Begin
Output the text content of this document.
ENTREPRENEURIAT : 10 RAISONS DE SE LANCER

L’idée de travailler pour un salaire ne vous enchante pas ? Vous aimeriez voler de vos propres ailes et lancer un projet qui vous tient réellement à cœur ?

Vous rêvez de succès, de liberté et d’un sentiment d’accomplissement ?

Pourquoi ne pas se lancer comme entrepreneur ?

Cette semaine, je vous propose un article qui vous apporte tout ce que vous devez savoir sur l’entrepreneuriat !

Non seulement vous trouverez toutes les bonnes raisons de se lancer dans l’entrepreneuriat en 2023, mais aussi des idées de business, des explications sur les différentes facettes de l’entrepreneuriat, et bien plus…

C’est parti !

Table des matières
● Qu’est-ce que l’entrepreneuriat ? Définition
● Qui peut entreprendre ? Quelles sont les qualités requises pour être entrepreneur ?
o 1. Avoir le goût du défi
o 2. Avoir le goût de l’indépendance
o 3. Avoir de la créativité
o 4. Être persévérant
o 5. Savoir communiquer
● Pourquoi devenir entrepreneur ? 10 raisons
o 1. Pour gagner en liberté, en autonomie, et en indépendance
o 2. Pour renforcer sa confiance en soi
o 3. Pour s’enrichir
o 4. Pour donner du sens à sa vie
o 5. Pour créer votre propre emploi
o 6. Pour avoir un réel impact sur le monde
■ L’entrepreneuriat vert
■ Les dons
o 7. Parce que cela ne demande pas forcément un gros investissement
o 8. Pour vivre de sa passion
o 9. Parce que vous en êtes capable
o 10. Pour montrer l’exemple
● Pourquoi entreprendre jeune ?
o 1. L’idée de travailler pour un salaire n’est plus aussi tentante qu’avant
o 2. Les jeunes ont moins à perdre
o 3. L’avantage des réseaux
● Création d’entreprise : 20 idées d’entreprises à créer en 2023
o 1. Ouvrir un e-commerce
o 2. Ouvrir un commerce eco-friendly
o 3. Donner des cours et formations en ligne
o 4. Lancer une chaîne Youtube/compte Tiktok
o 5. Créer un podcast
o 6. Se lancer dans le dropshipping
End
PROMPT:
Looking at the data above, show all lines where the word "liberté" occurs.

TASK RESPONSE:
Vous rêvez de succès, de liberté et d’un sentiment d’accomplissement ?
o 1. Pour gagner en liberté, en autonomie, et en indépendance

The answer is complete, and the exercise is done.